Given problem: Repeat the whole listing below, word for word.

>> Begin

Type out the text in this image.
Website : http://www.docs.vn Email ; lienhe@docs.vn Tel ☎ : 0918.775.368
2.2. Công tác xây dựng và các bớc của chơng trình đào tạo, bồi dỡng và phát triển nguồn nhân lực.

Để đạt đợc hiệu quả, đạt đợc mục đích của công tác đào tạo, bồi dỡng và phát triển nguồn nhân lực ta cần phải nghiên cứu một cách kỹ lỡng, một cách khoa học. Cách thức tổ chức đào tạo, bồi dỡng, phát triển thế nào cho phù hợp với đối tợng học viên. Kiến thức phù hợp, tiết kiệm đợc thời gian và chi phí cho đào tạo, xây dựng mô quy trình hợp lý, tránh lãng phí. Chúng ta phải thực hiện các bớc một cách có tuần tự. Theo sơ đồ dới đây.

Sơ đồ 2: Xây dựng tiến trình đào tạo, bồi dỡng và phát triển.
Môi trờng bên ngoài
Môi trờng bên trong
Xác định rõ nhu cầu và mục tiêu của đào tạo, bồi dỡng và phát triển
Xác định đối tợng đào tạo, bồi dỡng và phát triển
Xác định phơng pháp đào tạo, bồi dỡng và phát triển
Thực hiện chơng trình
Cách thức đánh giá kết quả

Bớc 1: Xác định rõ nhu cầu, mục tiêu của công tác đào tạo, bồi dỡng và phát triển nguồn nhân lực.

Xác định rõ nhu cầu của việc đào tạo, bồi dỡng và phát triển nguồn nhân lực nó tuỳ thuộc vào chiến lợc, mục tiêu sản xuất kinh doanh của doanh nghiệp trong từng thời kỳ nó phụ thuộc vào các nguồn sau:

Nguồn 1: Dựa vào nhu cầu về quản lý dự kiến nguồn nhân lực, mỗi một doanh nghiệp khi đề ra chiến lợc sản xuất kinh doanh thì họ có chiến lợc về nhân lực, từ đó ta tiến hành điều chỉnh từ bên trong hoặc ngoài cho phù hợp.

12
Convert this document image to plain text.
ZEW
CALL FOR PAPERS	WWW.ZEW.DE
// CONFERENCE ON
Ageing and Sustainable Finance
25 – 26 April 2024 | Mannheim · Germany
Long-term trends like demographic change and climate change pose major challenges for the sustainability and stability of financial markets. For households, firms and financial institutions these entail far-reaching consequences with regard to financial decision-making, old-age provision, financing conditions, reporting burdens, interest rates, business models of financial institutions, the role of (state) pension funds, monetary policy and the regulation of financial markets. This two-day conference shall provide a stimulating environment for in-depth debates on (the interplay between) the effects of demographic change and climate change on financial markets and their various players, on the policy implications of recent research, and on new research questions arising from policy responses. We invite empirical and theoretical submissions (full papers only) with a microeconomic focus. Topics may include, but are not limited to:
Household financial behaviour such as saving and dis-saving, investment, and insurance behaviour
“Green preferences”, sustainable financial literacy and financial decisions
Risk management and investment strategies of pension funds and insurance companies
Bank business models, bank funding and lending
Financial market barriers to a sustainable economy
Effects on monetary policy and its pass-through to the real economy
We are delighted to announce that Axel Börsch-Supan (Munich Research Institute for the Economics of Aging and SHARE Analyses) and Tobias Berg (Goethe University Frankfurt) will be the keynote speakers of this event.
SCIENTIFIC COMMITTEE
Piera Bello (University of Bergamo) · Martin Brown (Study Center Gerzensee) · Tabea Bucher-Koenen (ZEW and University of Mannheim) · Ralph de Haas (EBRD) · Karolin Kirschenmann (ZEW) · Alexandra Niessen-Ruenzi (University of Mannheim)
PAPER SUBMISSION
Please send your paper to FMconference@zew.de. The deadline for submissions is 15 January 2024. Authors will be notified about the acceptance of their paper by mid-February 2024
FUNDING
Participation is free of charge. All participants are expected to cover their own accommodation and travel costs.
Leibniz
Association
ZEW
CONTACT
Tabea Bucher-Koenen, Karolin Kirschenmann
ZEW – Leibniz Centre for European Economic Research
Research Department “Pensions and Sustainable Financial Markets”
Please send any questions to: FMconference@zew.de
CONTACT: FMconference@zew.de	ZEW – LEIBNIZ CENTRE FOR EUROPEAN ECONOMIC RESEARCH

>> End

Answer to the problem:
Type out the text in this image.
Website : http://www.docs.vn Email ; lienhe@docs.vn Tel ☎ : 0918.775.368
2.2. Công tác xây dựng và các bớc của chơng trình đào tạo, bồi dỡng và phát triển nguồn nhân lực.

Để đạt đợc hiệu quả, đạt đợc mục đích của công tác đào tạo, bồi dỡng và phát triển nguồn nhân lực ta cần phải nghiên cứu một cách kỹ lỡng, một cách khoa học. Cách thức tổ chức đào tạo, bồi dỡng, phát triển thế nào cho phù hợp với đối tợng học viên. Kiến thức phù hợp, tiết kiệm đợc thời gian và chi phí cho đào tạo, xây dựng mô quy trình hợp lý, tránh lãng phí. Chúng ta phải thực hiện các bớc một cách có tuần tự. Theo sơ đồ dới đây.

Sơ đồ 2: Xây dựng tiến trình đào tạo, bồi dỡng và phát triển.
Môi trờng bên ngoài
Môi trờng bên trong
Xác định rõ nhu cầu và mục tiêu của đào tạo, bồi dỡng và phát triển
Xác định đối tợng đào tạo, bồi dỡng và phát triển
Xác định phơng pháp đào tạo, bồi dỡng và phát triển
Thực hiện chơng trình
Cách thức đánh giá kết quả

Bớc 1: Xác định rõ nhu cầu, mục tiêu của công tác đào tạo, bồi dỡng và phát triển nguồn nhân lực.

Xác định rõ nhu cầu của việc đào tạo, bồi dỡng và phát triển nguồn nhân lực nó tuỳ thuộc vào chiến lợc, mục tiêu sản xuất kinh doanh của doanh nghiệp trong từng thời kỳ nó phụ thuộc vào các nguồn sau:

Nguồn 1: Dựa vào nhu cầu về quản lý dự kiến nguồn nhân lực, mỗi một doanh nghiệp khi đề ra chiến lợc sản xuất kinh doanh thì họ có chiến lợc về nhân lực, từ đó ta tiến hành điều chỉnh từ bên trong hoặc ngoài cho phù hợp.

12
Convert this document image to plain text.
ZEW
CALL FOR PAPERS	WWW.ZEW.DE
// CONFERENCE ON
Ageing and Sustainable Finance
25 – 26 April 2024 | Mannheim · Germany
Long-term trends like demographic change and climate change pose major challenges for the sustainability and stability of financial markets. For households, firms and financial institutions these entail far-reaching consequences with regard to financial decision-making, old-age provision, financing conditions, reporting burdens, interest rates, business models of financial institutions, the role of (state) pension funds, monetary policy and the regulation of financial markets. This two-day conference shall provide a stimulating environment for in-depth debates on (the interplay between) the effects of demographic change and climate change on financial markets and their various players, on the policy implications of recent research, and on new research questions arising from policy responses. We invite empirical and theoretical submissions (full papers only) with a microeconomic focus. Topics may include, but are not limited to:
Household financial behaviour such as saving and dis-saving, investment, and insurance behaviour
“Green preferences”, sustainable financial literacy and financial decisions
Risk management and investment strategies of pension funds and insurance companies
Bank business models, bank funding and lending
Financial market barriers to a sustainable economy
Effects on monetary policy and its pass-through to the real economy
We are delighted to announce that Axel Börsch-Supan (Munich Research Institute for the Economics of Aging and SHARE Analyses) and Tobias Berg (Goethe University Frankfurt) will be the keynote speakers of this event.
SCIENTIFIC COMMITTEE
Piera Bello (University of Bergamo) · Martin Brown (Study Center Gerzensee) · Tabea Bucher-Koenen (ZEW and University of Mannheim) · Ralph de Haas (EBRD) · Karolin Kirschenmann (ZEW) · Alexandra Niessen-Ruenzi (University of Mannheim)
PAPER SUBMISSION
Please send your paper to FMconference@zew.de. The deadline for submissions is 15 January 2024. Authors will be notified about the acceptance of their paper by mid-February 2024
FUNDING
Participation is free of charge. All participants are expected to cover their own accommodation and travel costs.
Leibniz
Association
ZEW
CONTACT
Tabea Bucher-Koenen, Karolin Kirschenmann
ZEW – Leibniz Centre for European Economic Research
Research Department “Pensions and Sustainable Financial Markets”
Please send any questions to: FMconference@zew.de
CONTACT: FMconference@zew.de	ZEW – LEIBNIZ CENTRE FOR EUROPEAN ECONOMIC RESEARCH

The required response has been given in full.